### To be done:
Exactly reproduce the entries, dropping any pictures from your copy.

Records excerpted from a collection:

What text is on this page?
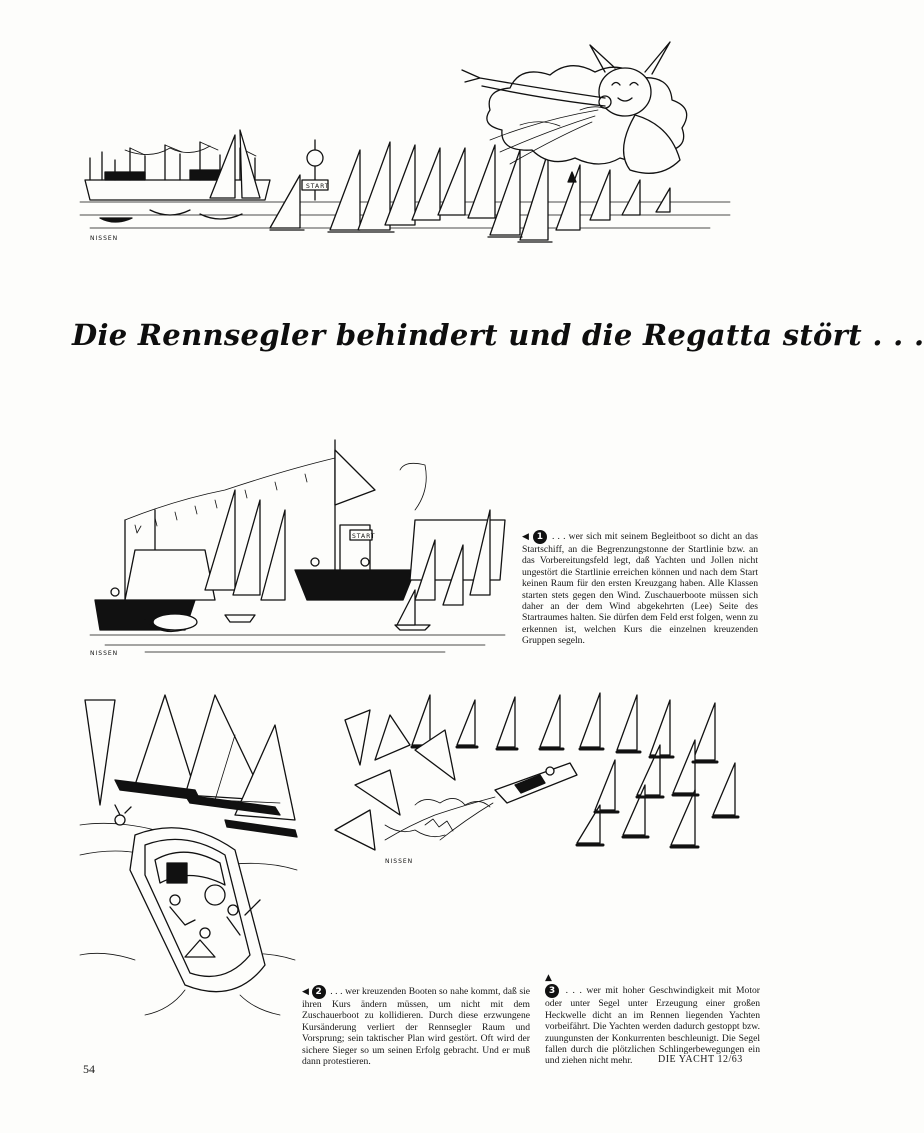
START
NISSEN
Die Rennsegler behindert und die Regatta stört . . .
START
NISSEN
◀ 1 . . . wer sich mit seinem Begleitboot so dicht an das Startschiff, an die Begrenzungstonne der Startlinie bzw. an das Vorbereitungsfeld legt, daß Yachten und Jollen nicht ungestört die Startlinie erreichen können und nach dem Start keinen Raum für den ersten Kreuzgang haben. Alle Klassen starten stets gegen den Wind. Zuschauerboote müssen sich daher an der dem Wind abgekehrten (Lee) Seite des Startraumes halten. Sie dürfen dem Feld erst folgen, wenn zu erkennen ist, welchen Kurs die einzelnen kreuzenden Gruppen segeln.
◀ 2 . . . wer kreuzenden Booten so nahe kommt, daß sie ihren Kurs ändern müssen, um nicht mit dem Zuschauerboot zu kollidieren. Durch diese erzwungene Kursänderung verliert der Rennsegler Raum und Vorsprung; sein taktischer Plan wird gestört. Oft wird der sichere Sieger so um seinen Erfolg gebracht. Und er muß dann protestieren.
NISSEN
▲
3 . . . wer mit hoher Geschwindigkeit mit Motor oder unter Segel unter Erzeugung einer großen Heckwelle dicht an im Rennen liegenden Yachten vorbeifährt. Die Yachten werden dadurch gestoppt bzw. zuungunsten der Konkurrenten beschleunigt. Die Segel fallen durch die plötzlichen Schlingerbewegungen ein und ziehen nicht mehr.
54
DIE YACHT 12/63
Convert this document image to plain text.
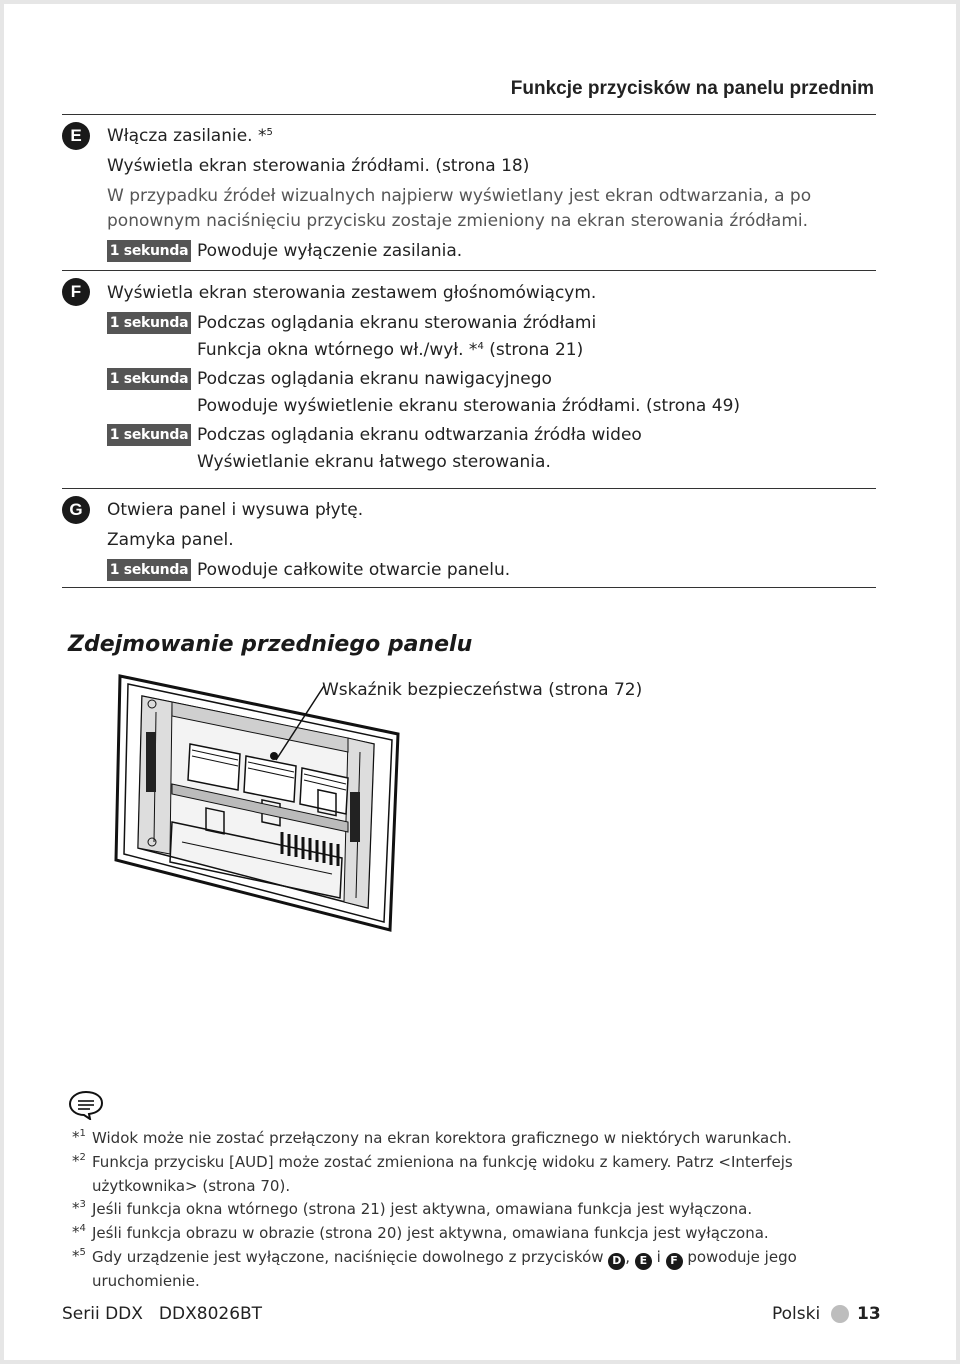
Funkcje przycisków na panelu przednim
E	Włącza zasilanie. *$^5$
Wyświetla ekran sterowania źródłami. (strona 18)
W przypadku źródeł wizualnych najpierw wyświetlany jest ekran odtwarzania, a po
ponownym naciśnięciu przycisku zostaje zmieniony na ekran sterowania źródłami.
1 sekunda Powoduje wyłączenie zasilania.
F	Wyświetla ekran sterowania zestawem głośnomówiącym.
1 sekunda Podczas oglądania ekranu sterowania źródłami
Funkcja okna wtórnego wł./wył. *$^4$ (strona 21)
1 sekunda Podczas oglądania ekranu nawigacyjnego
Powoduje wyświetlenie ekranu sterowania źródłami. (strona 49)
1 sekunda Podczas oglądania ekranu odtwarzania źródła wideo
Wyświetlanie ekranu łatwego sterowania.
G	Otwiera panel i wysuwa płytę.
Zamyka panel.
1 sekunda Powoduje całkowite otwarcie panelu.
Zdejmowanie przedniego panelu
Wskaźnik bezpieczeństwa (strona 72)
*$^1$ Widok może nie zostać przełączony na ekran korektora graficznego w niektórych warunkach.
*$^2$ Funkcja przycisku [AUD] może zostać zmieniona na funkcję widoku z kamery. Patrz <Interfejs
użytkownika> (strona 70).
*$^3$ Jeśli funkcja okna wtórnego (strona 21) jest aktywna, omawiana funkcja jest wyłączona.
*$^4$ Jeśli funkcja obrazu w obrazie (strona 20) jest aktywna, omawiana funkcja jest wyłączona.
*$^5$ Gdy urządzenie jest wyłączone, naciśnięcie dowolnego z przycisków D , E i F powoduje jego
uruchomienie.
Serii DDX DDX8026BT	Polski 13
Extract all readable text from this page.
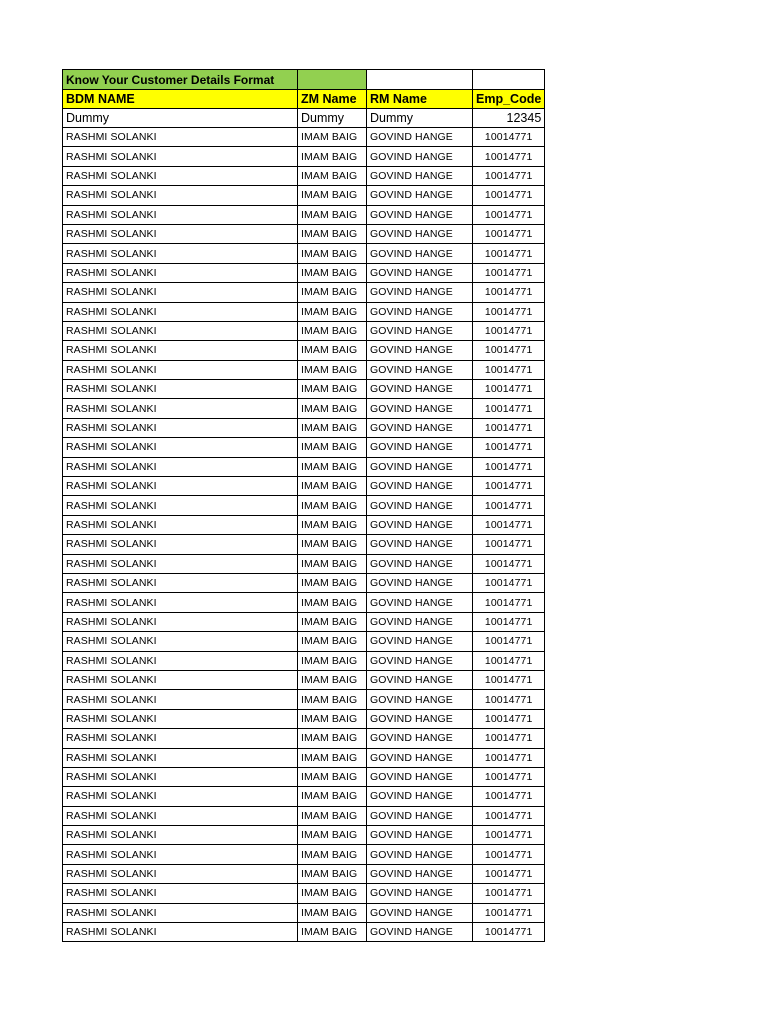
Know Your Customer Details Format			
BDM NAME	ZM Name	RM Name	Emp_Code
Dummy	Dummy	Dummy	12345
RASHMI SOLANKI	IMAM BAIG	GOVIND HANGE	10014771
RASHMI SOLANKI	IMAM BAIG	GOVIND HANGE	10014771
RASHMI SOLANKI	IMAM BAIG	GOVIND HANGE	10014771
RASHMI SOLANKI	IMAM BAIG	GOVIND HANGE	10014771
RASHMI SOLANKI	IMAM BAIG	GOVIND HANGE	10014771
RASHMI SOLANKI	IMAM BAIG	GOVIND HANGE	10014771
RASHMI SOLANKI	IMAM BAIG	GOVIND HANGE	10014771
RASHMI SOLANKI	IMAM BAIG	GOVIND HANGE	10014771
RASHMI SOLANKI	IMAM BAIG	GOVIND HANGE	10014771
RASHMI SOLANKI	IMAM BAIG	GOVIND HANGE	10014771
RASHMI SOLANKI	IMAM BAIG	GOVIND HANGE	10014771
RASHMI SOLANKI	IMAM BAIG	GOVIND HANGE	10014771
RASHMI SOLANKI	IMAM BAIG	GOVIND HANGE	10014771
RASHMI SOLANKI	IMAM BAIG	GOVIND HANGE	10014771
RASHMI SOLANKI	IMAM BAIG	GOVIND HANGE	10014771
RASHMI SOLANKI	IMAM BAIG	GOVIND HANGE	10014771
RASHMI SOLANKI	IMAM BAIG	GOVIND HANGE	10014771
RASHMI SOLANKI	IMAM BAIG	GOVIND HANGE	10014771
RASHMI SOLANKI	IMAM BAIG	GOVIND HANGE	10014771
RASHMI SOLANKI	IMAM BAIG	GOVIND HANGE	10014771
RASHMI SOLANKI	IMAM BAIG	GOVIND HANGE	10014771
RASHMI SOLANKI	IMAM BAIG	GOVIND HANGE	10014771
RASHMI SOLANKI	IMAM BAIG	GOVIND HANGE	10014771
RASHMI SOLANKI	IMAM BAIG	GOVIND HANGE	10014771
RASHMI SOLANKI	IMAM BAIG	GOVIND HANGE	10014771
RASHMI SOLANKI	IMAM BAIG	GOVIND HANGE	10014771
RASHMI SOLANKI	IMAM BAIG	GOVIND HANGE	10014771
RASHMI SOLANKI	IMAM BAIG	GOVIND HANGE	10014771
RASHMI SOLANKI	IMAM BAIG	GOVIND HANGE	10014771
RASHMI SOLANKI	IMAM BAIG	GOVIND HANGE	10014771
RASHMI SOLANKI	IMAM BAIG	GOVIND HANGE	10014771
RASHMI SOLANKI	IMAM BAIG	GOVIND HANGE	10014771
RASHMI SOLANKI	IMAM BAIG	GOVIND HANGE	10014771
RASHMI SOLANKI	IMAM BAIG	GOVIND HANGE	10014771
RASHMI SOLANKI	IMAM BAIG	GOVIND HANGE	10014771
RASHMI SOLANKI	IMAM BAIG	GOVIND HANGE	10014771
RASHMI SOLANKI	IMAM BAIG	GOVIND HANGE	10014771
RASHMI SOLANKI	IMAM BAIG	GOVIND HANGE	10014771
RASHMI SOLANKI	IMAM BAIG	GOVIND HANGE	10014771
RASHMI SOLANKI	IMAM BAIG	GOVIND HANGE	10014771
RASHMI SOLANKI	IMAM BAIG	GOVIND HANGE	10014771
RASHMI SOLANKI	IMAM BAIG	GOVIND HANGE	10014771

### Task response:
What text is on this page?
START
NISSEN
Die Rennsegler behindert und die Regatta stört . . .
START
NISSEN
◀ 1 . . . wer sich mit seinem Begleitboot so dicht an das Startschiff, an die Begrenzungstonne der Startlinie bzw. an das Vorbereitungsfeld legt, daß Yachten und Jollen nicht ungestört die Startlinie erreichen können und nach dem Start keinen Raum für den ersten Kreuzgang haben. Alle Klassen starten stets gegen den Wind. Zuschauerboote müssen sich daher an der dem Wind abgekehrten (Lee) Seite des Startraumes halten. Sie dürfen dem Feld erst folgen, wenn zu erkennen ist, welchen Kurs die einzelnen kreuzenden Gruppen segeln.
◀ 2 . . . wer kreuzenden Booten so nahe kommt, daß sie ihren Kurs ändern müssen, um nicht mit dem Zuschauerboot zu kollidieren. Durch diese erzwungene Kursänderung verliert der Rennsegler Raum und Vorsprung; sein taktischer Plan wird gestört. Oft wird der sichere Sieger so um seinen Erfolg gebracht. Und er muß dann protestieren.
NISSEN
▲
3 . . . wer mit hoher Geschwindigkeit mit Motor oder unter Segel unter Erzeugung einer großen Heckwelle dicht an im Rennen liegenden Yachten vorbeifährt. Die Yachten werden dadurch gestoppt bzw. zuungunsten der Konkurrenten beschleunigt. Die Segel fallen durch die plötzlichen Schlingerbewegungen ein und ziehen nicht mehr.
54
DIE YACHT 12/63
Convert this document image to plain text.
Funkcje przycisków na panelu przednim
E	Włącza zasilanie. *$^5$
Wyświetla ekran sterowania źródłami. (strona 18)
W przypadku źródeł wizualnych najpierw wyświetlany jest ekran odtwarzania, a po
ponownym naciśnięciu przycisku zostaje zmieniony na ekran sterowania źródłami.
1 sekunda Powoduje wyłączenie zasilania.
F	Wyświetla ekran sterowania zestawem głośnomówiącym.
1 sekunda Podczas oglądania ekranu sterowania źródłami
Funkcja okna wtórnego wł./wył. *$^4$ (strona 21)
1 sekunda Podczas oglądania ekranu nawigacyjnego
Powoduje wyświetlenie ekranu sterowania źródłami. (strona 49)
1 sekunda Podczas oglądania ekranu odtwarzania źródła wideo
Wyświetlanie ekranu łatwego sterowania.
G	Otwiera panel i wysuwa płytę.
Zamyka panel.
1 sekunda Powoduje całkowite otwarcie panelu.
Zdejmowanie przedniego panelu
Wskaźnik bezpieczeństwa (strona 72)
*$^1$ Widok może nie zostać przełączony na ekran korektora graficznego w niektórych warunkach.
*$^2$ Funkcja przycisku [AUD] może zostać zmieniona na funkcję widoku z kamery. Patrz <Interfejs
użytkownika> (strona 70).
*$^3$ Jeśli funkcja okna wtórnego (strona 21) jest aktywna, omawiana funkcja jest wyłączona.
*$^4$ Jeśli funkcja obrazu w obrazie (strona 20) jest aktywna, omawiana funkcja jest wyłączona.
*$^5$ Gdy urządzenie jest wyłączone, naciśnięcie dowolnego z przycisków D , E i F powoduje jego
uruchomienie.
Serii DDX DDX8026BT	Polski 13
Extract all readable text from this page.
Know Your Customer Details Format			
BDM NAME	ZM Name	RM Name	Emp_Code
Dummy	Dummy	Dummy	12345
RASHMI SOLANKI	IMAM BAIG	GOVIND HANGE	10014771
RASHMI SOLANKI	IMAM BAIG	GOVIND HANGE	10014771
RASHMI SOLANKI	IMAM BAIG	GOVIND HANGE	10014771
RASHMI SOLANKI	IMAM BAIG	GOVIND HANGE	10014771
RASHMI SOLANKI	IMAM BAIG	GOVIND HANGE	10014771
RASHMI SOLANKI	IMAM BAIG	GOVIND HANGE	10014771
RASHMI SOLANKI	IMAM BAIG	GOVIND HANGE	10014771
RASHMI SOLANKI	IMAM BAIG	GOVIND HANGE	10014771
RASHMI SOLANKI	IMAM BAIG	GOVIND HANGE	10014771
RASHMI SOLANKI	IMAM BAIG	GOVIND HANGE	10014771
RASHMI SOLANKI	IMAM BAIG	GOVIND HANGE	10014771
RASHMI SOLANKI	IMAM BAIG	GOVIND HANGE	10014771
RASHMI SOLANKI	IMAM BAIG	GOVIND HANGE	10014771
RASHMI SOLANKI	IMAM BAIG	GOVIND HANGE	10014771
RASHMI SOLANKI	IMAM BAIG	GOVIND HANGE	10014771
RASHMI SOLANKI	IMAM BAIG	GOVIND HANGE	10014771
RASHMI SOLANKI	IMAM BAIG	GOVIND HANGE	10014771
RASHMI SOLANKI	IMAM BAIG	GOVIND HANGE	10014771
RASHMI SOLANKI	IMAM BAIG	GOVIND HANGE	10014771
RASHMI SOLANKI	IMAM BAIG	GOVIND HANGE	10014771
RASHMI SOLANKI	IMAM BAIG	GOVIND HANGE	10014771
RASHMI SOLANKI	IMAM BAIG	GOVIND HANGE	10014771
RASHMI SOLANKI	IMAM BAIG	GOVIND HANGE	10014771
RASHMI SOLANKI	IMAM BAIG	GOVIND HANGE	10014771
RASHMI SOLANKI	IMAM BAIG	GOVIND HANGE	10014771
RASHMI SOLANKI	IMAM BAIG	GOVIND HANGE	10014771
RASHMI SOLANKI	IMAM BAIG	GOVIND HANGE	10014771
RASHMI SOLANKI	IMAM BAIG	GOVIND HANGE	10014771
RASHMI SOLANKI	IMAM BAIG	GOVIND HANGE	10014771
RASHMI SOLANKI	IMAM BAIG	GOVIND HANGE	10014771
RASHMI SOLANKI	IMAM BAIG	GOVIND HANGE	10014771
RASHMI SOLANKI	IMAM BAIG	GOVIND HANGE	10014771
RASHMI SOLANKI	IMAM BAIG	GOVIND HANGE	10014771
RASHMI SOLANKI	IMAM BAIG	GOVIND HANGE	10014771
RASHMI SOLANKI	IMAM BAIG	GOVIND HANGE	10014771
RASHMI SOLANKI	IMAM BAIG	GOVIND HANGE	10014771
RASHMI SOLANKI	IMAM BAIG	GOVIND HANGE	10014771
RASHMI SOLANKI	IMAM BAIG	GOVIND HANGE	10014771
RASHMI SOLANKI	IMAM BAIG	GOVIND HANGE	10014771
RASHMI SOLANKI	IMAM BAIG	GOVIND HANGE	10014771
RASHMI SOLANKI	IMAM BAIG	GOVIND HANGE	10014771
RASHMI SOLANKI	IMAM BAIG	GOVIND HANGE	10014771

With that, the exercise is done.